--- begin THE RECORDS ---
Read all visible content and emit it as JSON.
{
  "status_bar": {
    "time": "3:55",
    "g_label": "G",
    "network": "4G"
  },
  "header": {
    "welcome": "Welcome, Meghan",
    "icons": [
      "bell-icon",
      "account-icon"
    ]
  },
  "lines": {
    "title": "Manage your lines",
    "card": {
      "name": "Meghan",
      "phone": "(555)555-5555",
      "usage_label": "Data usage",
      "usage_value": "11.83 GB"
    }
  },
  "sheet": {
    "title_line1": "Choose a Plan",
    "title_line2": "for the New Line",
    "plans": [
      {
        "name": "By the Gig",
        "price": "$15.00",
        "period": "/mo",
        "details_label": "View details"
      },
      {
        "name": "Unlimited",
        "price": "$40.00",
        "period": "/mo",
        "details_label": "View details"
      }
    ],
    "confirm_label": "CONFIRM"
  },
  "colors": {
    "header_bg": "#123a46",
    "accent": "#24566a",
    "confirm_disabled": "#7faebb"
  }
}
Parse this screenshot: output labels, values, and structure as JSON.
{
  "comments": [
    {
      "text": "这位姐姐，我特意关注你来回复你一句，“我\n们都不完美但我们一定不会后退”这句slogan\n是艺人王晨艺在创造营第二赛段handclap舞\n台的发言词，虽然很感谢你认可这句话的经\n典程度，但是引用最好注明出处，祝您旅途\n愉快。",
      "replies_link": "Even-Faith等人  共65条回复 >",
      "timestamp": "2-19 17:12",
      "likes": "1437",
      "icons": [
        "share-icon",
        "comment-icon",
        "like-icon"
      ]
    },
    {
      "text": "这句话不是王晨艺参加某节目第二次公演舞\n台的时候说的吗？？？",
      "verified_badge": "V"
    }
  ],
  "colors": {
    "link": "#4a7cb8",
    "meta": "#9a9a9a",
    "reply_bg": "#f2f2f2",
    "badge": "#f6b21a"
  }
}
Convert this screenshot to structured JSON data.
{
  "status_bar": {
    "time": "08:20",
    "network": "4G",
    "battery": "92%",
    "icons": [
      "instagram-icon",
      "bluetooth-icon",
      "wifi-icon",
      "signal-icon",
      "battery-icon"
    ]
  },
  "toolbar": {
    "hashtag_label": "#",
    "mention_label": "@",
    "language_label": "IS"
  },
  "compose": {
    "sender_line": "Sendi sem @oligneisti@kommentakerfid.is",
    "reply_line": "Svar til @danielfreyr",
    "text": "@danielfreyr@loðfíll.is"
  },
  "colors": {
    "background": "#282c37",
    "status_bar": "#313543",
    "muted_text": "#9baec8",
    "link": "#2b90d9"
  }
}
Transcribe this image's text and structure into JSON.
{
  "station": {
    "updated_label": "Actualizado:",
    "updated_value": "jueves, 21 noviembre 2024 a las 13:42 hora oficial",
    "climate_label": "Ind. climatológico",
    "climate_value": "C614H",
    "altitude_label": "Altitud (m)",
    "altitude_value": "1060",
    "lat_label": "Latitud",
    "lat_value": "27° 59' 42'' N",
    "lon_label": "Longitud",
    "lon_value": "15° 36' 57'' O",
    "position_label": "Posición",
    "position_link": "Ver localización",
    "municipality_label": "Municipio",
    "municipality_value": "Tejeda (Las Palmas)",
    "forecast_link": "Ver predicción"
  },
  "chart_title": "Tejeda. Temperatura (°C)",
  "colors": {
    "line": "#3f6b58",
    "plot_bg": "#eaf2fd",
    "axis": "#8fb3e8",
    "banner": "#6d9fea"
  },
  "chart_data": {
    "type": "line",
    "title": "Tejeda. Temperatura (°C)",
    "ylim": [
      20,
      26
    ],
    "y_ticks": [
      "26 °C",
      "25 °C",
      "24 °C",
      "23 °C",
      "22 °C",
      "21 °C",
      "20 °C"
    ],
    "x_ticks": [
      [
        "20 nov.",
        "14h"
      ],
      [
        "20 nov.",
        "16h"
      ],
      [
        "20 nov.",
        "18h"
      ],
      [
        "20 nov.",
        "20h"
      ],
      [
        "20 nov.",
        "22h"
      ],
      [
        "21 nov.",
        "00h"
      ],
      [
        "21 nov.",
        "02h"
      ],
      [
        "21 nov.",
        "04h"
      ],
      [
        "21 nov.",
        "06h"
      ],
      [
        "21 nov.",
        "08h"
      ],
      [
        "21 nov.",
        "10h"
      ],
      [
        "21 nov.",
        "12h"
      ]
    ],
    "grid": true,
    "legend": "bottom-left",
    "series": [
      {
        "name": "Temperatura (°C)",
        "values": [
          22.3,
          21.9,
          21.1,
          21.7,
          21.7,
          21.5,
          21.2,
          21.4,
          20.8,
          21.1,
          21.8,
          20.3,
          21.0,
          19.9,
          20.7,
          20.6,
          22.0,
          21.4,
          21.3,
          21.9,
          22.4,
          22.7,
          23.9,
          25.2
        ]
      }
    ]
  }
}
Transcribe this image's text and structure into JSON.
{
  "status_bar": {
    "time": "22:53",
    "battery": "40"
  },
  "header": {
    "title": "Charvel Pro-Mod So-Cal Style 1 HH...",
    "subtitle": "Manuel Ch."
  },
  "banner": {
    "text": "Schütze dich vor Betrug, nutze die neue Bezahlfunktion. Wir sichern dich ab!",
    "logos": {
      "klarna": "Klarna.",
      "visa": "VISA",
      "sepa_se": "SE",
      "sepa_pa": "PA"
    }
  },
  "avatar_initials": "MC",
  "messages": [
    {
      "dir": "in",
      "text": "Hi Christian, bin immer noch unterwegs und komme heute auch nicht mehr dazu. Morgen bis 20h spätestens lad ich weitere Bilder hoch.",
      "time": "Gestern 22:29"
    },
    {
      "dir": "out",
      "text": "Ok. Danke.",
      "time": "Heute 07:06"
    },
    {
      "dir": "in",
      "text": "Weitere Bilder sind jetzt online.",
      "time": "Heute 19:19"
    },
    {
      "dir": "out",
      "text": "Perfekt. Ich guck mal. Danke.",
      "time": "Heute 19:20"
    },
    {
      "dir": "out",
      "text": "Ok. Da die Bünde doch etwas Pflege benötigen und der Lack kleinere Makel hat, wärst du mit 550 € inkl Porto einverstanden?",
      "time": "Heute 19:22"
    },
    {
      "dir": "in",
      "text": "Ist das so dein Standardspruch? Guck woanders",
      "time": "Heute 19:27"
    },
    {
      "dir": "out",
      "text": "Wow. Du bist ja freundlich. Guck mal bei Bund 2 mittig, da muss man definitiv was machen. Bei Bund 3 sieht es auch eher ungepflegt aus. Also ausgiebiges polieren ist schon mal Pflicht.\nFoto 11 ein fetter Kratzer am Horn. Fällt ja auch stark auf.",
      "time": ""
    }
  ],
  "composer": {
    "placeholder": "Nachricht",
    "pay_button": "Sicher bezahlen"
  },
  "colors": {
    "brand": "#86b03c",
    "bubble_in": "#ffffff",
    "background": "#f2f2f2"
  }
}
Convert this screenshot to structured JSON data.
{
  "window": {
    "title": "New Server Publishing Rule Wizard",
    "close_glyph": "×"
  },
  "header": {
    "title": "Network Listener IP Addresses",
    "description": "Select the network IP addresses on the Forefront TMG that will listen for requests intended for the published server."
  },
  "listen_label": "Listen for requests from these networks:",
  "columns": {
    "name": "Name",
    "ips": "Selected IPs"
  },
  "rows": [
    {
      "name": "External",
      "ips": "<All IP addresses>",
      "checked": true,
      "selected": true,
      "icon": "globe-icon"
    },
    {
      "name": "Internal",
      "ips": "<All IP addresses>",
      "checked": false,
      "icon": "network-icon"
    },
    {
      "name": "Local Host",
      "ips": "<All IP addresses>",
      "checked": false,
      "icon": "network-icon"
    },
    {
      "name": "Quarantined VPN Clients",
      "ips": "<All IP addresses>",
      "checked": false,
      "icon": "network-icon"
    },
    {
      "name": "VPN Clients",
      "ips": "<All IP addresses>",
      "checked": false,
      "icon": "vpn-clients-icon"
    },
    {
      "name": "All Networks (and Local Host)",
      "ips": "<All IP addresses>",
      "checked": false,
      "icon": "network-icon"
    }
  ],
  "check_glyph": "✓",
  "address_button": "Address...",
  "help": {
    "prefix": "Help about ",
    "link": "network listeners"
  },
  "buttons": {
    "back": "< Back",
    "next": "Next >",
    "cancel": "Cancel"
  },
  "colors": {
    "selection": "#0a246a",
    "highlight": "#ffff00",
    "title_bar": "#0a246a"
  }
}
--- end THE RECORDS ---
- _WORK REQUIRED_
Check every line of the listing for the string "auch" and report how many lines have it, as a number alone.

- _ANSWER TO THE EXERCISE_
2